• Short exercise: Look for "name" in the listing below. Gather each line that contains it.

• Listed records:
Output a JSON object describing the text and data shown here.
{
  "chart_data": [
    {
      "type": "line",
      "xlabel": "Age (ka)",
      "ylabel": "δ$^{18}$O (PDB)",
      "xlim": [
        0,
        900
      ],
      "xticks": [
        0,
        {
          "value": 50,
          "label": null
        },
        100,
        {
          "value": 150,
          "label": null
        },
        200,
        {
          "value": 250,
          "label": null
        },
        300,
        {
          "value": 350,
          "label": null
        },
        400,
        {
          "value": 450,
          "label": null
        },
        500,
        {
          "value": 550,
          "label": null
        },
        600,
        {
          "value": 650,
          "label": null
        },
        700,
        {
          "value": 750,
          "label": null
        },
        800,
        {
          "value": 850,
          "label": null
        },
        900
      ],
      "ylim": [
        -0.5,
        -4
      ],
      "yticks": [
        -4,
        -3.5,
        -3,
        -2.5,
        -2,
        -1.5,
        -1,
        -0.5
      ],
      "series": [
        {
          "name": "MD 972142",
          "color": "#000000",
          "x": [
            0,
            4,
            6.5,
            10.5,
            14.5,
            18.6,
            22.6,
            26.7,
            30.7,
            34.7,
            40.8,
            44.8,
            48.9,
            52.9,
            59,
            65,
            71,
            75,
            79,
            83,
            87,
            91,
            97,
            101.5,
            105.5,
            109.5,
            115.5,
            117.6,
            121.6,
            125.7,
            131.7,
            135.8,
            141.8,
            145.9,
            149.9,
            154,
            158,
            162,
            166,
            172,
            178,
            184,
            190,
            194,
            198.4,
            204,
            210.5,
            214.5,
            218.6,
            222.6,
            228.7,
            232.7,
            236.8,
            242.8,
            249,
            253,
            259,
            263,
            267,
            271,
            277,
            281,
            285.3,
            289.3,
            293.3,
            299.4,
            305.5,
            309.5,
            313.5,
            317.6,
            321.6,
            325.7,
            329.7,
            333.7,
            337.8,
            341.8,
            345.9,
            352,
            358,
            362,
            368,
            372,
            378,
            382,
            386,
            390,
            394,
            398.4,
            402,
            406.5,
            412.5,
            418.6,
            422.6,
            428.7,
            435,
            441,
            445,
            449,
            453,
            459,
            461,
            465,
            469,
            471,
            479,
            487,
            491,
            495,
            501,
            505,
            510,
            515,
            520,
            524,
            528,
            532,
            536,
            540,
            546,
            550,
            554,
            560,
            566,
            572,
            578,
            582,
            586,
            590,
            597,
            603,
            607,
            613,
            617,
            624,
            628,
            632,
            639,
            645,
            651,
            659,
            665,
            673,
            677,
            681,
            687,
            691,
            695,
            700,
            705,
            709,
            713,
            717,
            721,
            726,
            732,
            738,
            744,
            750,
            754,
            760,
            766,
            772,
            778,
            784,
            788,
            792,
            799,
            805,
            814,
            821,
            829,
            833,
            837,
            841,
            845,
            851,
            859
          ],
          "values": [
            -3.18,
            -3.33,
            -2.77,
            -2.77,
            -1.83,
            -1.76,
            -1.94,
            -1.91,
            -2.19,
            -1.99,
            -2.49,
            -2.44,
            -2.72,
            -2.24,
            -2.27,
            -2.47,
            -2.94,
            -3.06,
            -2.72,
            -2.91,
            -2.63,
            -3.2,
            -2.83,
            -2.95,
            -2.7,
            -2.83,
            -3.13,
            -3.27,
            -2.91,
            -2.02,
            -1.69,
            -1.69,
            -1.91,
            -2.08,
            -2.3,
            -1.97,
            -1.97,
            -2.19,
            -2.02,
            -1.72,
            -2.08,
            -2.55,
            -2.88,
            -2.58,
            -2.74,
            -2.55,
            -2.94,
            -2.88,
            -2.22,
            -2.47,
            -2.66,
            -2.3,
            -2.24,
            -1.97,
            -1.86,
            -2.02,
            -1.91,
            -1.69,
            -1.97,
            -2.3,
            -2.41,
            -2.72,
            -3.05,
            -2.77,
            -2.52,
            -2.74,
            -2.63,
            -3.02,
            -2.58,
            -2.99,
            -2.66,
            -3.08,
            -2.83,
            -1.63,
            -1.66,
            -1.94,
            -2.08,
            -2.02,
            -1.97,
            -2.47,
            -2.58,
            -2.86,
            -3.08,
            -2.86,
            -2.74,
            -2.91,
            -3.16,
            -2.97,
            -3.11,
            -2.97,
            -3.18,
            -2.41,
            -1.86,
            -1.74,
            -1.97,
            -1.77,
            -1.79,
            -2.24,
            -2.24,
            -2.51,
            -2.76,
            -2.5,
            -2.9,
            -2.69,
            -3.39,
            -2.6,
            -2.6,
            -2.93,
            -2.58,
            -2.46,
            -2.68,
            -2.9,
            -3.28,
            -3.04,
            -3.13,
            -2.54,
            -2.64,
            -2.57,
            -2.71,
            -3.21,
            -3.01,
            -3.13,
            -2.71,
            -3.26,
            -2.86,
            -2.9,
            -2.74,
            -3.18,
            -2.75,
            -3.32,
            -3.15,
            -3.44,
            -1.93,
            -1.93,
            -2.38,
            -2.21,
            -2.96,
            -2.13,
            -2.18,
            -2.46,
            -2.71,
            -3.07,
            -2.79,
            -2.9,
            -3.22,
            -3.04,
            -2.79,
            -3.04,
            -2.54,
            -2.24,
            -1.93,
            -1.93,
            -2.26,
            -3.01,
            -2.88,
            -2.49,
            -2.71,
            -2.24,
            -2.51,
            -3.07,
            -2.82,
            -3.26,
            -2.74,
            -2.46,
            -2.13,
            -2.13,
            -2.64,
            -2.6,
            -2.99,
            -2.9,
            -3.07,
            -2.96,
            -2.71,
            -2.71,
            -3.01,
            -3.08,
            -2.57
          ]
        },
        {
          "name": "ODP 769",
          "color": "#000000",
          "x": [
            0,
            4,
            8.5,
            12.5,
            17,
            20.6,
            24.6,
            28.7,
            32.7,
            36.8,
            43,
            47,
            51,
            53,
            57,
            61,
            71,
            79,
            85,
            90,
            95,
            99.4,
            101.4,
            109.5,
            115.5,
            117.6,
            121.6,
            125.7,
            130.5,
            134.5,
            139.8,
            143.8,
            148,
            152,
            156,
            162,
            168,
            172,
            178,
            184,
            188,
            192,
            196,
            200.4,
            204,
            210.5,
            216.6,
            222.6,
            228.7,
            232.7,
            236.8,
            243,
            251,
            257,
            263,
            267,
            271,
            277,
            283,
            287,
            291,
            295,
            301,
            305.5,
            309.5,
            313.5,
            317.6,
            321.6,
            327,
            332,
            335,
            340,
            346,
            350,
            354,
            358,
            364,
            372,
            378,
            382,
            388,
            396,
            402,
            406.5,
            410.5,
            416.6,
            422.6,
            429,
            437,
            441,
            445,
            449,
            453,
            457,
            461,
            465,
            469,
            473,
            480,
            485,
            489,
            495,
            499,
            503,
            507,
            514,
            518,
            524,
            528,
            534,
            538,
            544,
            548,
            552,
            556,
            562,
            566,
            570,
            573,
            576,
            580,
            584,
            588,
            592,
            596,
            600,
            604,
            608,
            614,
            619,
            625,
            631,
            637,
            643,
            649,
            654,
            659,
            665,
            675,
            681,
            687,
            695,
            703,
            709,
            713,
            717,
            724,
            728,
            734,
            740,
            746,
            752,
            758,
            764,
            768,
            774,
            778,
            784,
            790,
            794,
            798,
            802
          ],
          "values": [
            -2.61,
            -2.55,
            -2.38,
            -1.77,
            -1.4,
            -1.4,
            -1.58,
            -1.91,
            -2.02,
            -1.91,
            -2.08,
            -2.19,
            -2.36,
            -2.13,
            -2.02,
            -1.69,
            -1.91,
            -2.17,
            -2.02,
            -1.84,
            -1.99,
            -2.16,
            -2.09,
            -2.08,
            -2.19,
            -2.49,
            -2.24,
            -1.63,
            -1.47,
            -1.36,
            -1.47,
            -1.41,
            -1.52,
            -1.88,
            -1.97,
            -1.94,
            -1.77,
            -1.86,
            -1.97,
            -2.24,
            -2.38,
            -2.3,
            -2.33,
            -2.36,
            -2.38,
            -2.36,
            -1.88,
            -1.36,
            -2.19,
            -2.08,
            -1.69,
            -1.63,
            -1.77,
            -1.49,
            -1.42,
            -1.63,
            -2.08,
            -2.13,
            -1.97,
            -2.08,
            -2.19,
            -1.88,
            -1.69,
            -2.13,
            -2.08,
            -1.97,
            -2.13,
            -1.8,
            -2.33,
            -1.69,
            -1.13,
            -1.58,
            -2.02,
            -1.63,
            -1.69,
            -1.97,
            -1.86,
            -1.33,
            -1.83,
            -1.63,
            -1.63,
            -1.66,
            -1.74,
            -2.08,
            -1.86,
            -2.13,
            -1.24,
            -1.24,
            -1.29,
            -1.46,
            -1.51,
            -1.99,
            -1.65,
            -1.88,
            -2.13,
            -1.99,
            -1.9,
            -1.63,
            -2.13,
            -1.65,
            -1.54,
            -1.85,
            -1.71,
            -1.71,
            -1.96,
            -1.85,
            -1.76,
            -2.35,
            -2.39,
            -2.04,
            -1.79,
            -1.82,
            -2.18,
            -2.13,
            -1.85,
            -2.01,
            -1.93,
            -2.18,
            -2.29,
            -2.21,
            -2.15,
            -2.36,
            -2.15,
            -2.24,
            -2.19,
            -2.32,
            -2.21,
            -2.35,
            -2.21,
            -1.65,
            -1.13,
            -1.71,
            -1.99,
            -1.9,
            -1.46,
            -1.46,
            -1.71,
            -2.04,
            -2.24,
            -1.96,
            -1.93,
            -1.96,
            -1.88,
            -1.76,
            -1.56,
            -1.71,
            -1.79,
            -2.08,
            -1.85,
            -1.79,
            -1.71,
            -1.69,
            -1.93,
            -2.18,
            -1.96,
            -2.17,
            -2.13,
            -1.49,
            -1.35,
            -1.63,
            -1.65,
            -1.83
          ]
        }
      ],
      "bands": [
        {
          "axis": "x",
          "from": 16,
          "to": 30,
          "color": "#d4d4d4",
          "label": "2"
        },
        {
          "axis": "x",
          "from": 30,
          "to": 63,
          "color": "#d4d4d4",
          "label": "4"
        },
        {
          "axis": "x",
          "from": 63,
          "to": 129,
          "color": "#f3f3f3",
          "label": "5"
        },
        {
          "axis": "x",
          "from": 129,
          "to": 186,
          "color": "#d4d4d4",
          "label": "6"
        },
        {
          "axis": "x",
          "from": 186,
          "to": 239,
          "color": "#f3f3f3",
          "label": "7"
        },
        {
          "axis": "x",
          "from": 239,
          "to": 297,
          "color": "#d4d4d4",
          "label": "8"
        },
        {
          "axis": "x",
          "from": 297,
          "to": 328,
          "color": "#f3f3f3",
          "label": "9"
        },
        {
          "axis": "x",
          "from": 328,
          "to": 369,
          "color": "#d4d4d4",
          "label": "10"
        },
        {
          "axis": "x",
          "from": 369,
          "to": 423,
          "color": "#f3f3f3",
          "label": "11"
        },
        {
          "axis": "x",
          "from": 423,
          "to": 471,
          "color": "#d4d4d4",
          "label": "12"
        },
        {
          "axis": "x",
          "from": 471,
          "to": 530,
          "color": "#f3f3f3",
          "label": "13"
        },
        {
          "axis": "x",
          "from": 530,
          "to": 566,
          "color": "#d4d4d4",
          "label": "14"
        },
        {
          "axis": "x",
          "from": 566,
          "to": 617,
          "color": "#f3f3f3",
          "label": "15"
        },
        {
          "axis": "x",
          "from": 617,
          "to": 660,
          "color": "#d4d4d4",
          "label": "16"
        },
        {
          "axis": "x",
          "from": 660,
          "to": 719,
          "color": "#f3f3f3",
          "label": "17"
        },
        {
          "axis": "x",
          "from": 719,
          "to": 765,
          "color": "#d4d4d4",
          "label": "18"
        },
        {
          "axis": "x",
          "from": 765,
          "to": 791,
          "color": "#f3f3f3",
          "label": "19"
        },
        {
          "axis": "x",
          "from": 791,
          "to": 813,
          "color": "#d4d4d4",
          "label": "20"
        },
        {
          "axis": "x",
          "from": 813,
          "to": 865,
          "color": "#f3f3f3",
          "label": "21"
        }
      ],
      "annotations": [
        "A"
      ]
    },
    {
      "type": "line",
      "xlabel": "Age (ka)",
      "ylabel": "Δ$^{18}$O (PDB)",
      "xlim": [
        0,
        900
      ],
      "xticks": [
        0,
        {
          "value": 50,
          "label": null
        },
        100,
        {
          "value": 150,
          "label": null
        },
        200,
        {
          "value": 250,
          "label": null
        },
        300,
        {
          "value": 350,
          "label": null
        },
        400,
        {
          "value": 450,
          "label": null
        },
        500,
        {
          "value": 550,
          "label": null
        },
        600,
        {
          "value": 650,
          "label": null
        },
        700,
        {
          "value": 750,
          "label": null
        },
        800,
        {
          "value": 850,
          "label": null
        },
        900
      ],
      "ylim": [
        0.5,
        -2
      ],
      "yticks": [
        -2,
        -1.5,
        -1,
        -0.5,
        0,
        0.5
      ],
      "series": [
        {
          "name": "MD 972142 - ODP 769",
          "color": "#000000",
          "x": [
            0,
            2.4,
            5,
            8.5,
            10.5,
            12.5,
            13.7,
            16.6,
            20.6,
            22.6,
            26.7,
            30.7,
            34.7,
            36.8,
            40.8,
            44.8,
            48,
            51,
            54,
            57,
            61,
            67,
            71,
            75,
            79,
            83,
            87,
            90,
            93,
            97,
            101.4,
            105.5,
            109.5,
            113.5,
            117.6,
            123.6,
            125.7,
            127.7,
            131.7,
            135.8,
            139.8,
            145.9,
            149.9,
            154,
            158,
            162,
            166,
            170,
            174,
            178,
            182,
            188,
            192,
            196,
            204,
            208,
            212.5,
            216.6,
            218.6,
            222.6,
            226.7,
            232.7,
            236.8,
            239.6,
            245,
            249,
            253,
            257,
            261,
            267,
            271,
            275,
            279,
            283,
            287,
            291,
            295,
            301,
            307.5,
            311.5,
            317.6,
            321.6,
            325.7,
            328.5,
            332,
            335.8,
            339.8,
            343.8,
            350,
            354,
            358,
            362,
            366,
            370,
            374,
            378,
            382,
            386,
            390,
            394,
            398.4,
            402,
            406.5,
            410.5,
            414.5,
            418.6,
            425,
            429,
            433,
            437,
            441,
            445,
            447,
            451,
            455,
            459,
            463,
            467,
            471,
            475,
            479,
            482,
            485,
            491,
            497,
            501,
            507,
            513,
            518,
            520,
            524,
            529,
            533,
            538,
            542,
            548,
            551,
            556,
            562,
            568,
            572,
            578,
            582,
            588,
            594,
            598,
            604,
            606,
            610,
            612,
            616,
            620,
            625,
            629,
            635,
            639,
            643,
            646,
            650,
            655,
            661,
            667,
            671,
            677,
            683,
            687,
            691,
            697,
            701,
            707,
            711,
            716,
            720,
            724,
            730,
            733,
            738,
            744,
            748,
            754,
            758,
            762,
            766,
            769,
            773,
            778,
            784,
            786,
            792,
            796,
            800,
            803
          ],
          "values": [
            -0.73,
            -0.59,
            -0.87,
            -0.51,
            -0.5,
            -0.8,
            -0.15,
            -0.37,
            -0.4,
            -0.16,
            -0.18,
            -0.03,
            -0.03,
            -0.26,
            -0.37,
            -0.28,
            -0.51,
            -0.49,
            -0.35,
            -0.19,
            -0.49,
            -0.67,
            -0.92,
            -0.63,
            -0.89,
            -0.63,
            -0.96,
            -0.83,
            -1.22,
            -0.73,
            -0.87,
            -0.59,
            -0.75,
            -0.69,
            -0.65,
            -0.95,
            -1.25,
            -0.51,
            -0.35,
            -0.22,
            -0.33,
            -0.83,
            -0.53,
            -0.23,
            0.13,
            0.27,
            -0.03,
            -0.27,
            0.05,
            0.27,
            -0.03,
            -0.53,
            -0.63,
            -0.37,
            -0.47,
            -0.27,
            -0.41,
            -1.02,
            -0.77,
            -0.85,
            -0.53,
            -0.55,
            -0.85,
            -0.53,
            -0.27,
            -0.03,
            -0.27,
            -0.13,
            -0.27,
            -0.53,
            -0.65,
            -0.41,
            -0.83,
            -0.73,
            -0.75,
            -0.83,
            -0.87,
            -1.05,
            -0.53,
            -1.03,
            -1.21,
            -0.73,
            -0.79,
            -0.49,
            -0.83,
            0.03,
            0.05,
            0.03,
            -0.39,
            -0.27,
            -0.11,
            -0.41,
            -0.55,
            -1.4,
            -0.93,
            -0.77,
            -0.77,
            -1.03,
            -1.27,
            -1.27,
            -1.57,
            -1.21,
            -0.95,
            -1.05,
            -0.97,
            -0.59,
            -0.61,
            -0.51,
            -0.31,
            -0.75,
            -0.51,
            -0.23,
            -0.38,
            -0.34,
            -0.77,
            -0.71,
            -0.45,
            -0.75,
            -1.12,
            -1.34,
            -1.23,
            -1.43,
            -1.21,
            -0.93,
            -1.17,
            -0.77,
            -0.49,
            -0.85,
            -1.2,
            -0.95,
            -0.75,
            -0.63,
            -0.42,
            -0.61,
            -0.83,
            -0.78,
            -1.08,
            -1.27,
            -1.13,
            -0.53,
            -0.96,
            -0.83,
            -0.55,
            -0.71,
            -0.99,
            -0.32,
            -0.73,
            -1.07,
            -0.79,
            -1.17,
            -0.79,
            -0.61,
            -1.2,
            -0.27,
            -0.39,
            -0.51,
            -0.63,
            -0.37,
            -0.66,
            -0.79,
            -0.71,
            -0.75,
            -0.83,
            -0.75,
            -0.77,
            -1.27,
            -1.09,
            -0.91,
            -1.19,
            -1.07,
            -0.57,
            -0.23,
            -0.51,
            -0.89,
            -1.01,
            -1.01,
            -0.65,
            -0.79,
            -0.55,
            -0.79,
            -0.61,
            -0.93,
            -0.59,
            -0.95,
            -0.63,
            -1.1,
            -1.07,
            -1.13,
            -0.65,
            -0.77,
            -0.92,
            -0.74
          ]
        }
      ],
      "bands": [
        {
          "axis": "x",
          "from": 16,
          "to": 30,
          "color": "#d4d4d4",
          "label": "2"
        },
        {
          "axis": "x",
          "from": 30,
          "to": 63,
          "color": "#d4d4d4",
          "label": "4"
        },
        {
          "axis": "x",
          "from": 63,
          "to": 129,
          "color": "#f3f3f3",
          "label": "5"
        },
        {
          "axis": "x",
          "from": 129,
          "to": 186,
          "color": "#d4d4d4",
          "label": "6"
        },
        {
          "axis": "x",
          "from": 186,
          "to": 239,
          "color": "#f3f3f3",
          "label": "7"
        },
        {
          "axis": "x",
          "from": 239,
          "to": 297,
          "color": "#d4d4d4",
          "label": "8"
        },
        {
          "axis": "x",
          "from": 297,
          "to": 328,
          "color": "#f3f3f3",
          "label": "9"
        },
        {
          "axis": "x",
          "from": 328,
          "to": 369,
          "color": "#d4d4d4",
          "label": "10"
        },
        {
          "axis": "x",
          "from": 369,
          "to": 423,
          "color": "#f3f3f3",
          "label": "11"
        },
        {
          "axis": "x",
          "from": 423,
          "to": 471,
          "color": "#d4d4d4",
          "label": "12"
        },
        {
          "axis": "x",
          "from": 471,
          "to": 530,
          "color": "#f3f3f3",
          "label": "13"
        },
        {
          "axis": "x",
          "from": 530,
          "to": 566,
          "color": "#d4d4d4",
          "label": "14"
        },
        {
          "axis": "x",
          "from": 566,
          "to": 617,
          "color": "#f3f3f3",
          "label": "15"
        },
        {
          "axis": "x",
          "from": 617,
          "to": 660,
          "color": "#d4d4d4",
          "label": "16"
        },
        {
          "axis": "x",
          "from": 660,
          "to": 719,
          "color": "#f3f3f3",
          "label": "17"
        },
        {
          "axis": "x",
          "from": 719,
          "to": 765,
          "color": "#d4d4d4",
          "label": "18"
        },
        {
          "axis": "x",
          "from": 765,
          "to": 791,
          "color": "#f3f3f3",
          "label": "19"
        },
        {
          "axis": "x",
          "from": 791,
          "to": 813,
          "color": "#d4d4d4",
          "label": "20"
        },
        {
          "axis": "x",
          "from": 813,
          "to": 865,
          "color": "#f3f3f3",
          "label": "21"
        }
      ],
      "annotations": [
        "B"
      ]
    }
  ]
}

• Task solution:
          "name": "MD 972142",
          "name": "ODP 769",
          "name": "MD 972142 - ODP 769",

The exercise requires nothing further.